| EXTRACTED DATA |
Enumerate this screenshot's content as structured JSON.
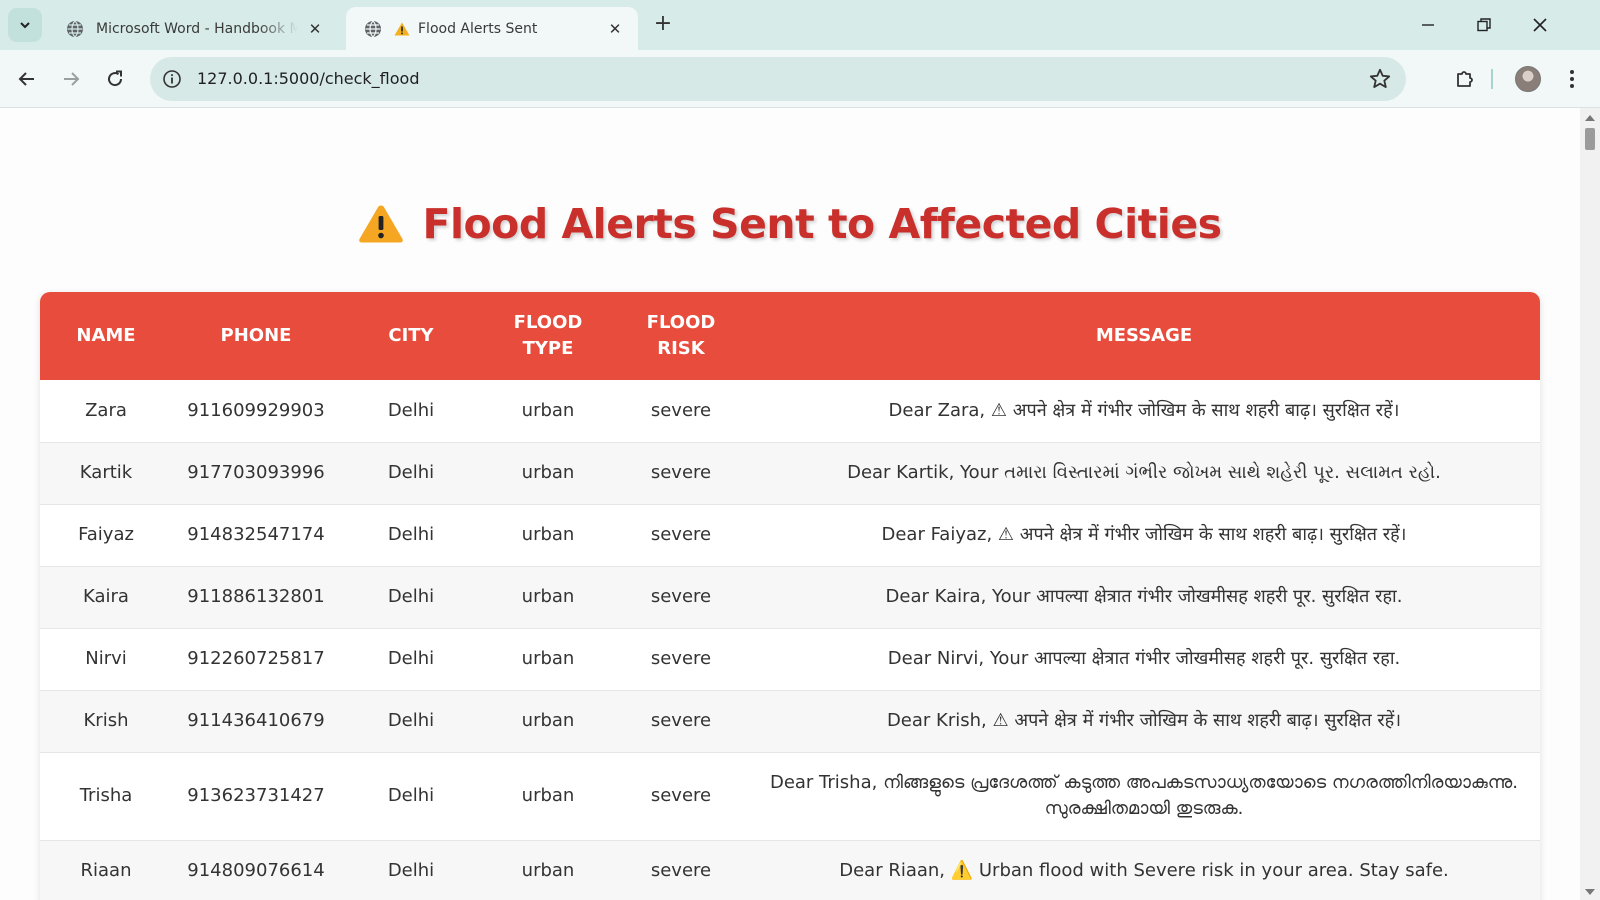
{
  "browser": {
    "tabs": [
      {
        "title": "Microsoft Word - Handbook M",
        "active": false
      },
      {
        "title": "Flood Alerts Sent",
        "warning_icon": "⚠️",
        "active": true
      }
    ],
    "url": "127.0.0.1:5000/check_flood"
  },
  "page": {
    "heading_icon": "⚠️",
    "heading": "Flood Alerts Sent to Affected Cities",
    "accent_color": "#e74c3c",
    "heading_color": "#c9302c"
  },
  "table": {
    "headers": {
      "name": "NAME",
      "phone": "PHONE",
      "city": "CITY",
      "flood_type": "FLOOD TYPE",
      "flood_risk": "FLOOD RISK",
      "message": "MESSAGE"
    },
    "rows": [
      {
        "name": "Zara",
        "phone": "911609929903",
        "city": "Delhi",
        "flood_type": "urban",
        "flood_risk": "severe",
        "message": "Dear Zara, ⚠ अपने क्षेत्र में गंभीर जोखिम के साथ शहरी बाढ़। सुरक्षित रहें।"
      },
      {
        "name": "Kartik",
        "phone": "917703093996",
        "city": "Delhi",
        "flood_type": "urban",
        "flood_risk": "severe",
        "message": "Dear Kartik, Your તમારા વિસ્તારમાં ગંભીર જોખમ સાથે શહેરી પૂર. સલામત રહો."
      },
      {
        "name": "Faiyaz",
        "phone": "914832547174",
        "city": "Delhi",
        "flood_type": "urban",
        "flood_risk": "severe",
        "message": "Dear Faiyaz, ⚠ अपने क्षेत्र में गंभीर जोखिम के साथ शहरी बाढ़। सुरक्षित रहें।"
      },
      {
        "name": "Kaira",
        "phone": "911886132801",
        "city": "Delhi",
        "flood_type": "urban",
        "flood_risk": "severe",
        "message": "Dear Kaira, Your आपल्या क्षेत्रात गंभीर जोखमीसह शहरी पूर. सुरक्षित रहा."
      },
      {
        "name": "Nirvi",
        "phone": "912260725817",
        "city": "Delhi",
        "flood_type": "urban",
        "flood_risk": "severe",
        "message": "Dear Nirvi, Your आपल्या क्षेत्रात गंभीर जोखमीसह शहरी पूर. सुरक्षित रहा."
      },
      {
        "name": "Krish",
        "phone": "911436410679",
        "city": "Delhi",
        "flood_type": "urban",
        "flood_risk": "severe",
        "message": "Dear Krish, ⚠ अपने क्षेत्र में गंभीर जोखिम के साथ शहरी बाढ़। सुरक्षित रहें।"
      },
      {
        "name": "Trisha",
        "phone": "913623731427",
        "city": "Delhi",
        "flood_type": "urban",
        "flood_risk": "severe",
        "message": "Dear Trisha, നിങ്ങളുടെ പ്രദേശത്ത് കടുത്ത അപകടസാധ്യതയോടെ നഗരത്തിനിരയാകുന്നു. സുരക്ഷിതമായി തുടരുക."
      },
      {
        "name": "Riaan",
        "phone": "914809076614",
        "city": "Delhi",
        "flood_type": "urban",
        "flood_risk": "severe",
        "message": "Dear Riaan, ⚠️ Urban flood with Severe risk in your area. Stay safe."
      }
    ]
  }
}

| EXERCISE DIRECTIONS |
Filter the records for lines holding the string "phone". Copy each one.

| ANSWER FOR THE TASK |
      "phone": "PHONE",
        "phone": "911609929903",
        "phone": "917703093996",
        "phone": "914832547174",
        "phone": "911886132801",
        "phone": "912260725817",
        "phone": "911436410679",
        "phone": "913623731427",
        "phone": "914809076614",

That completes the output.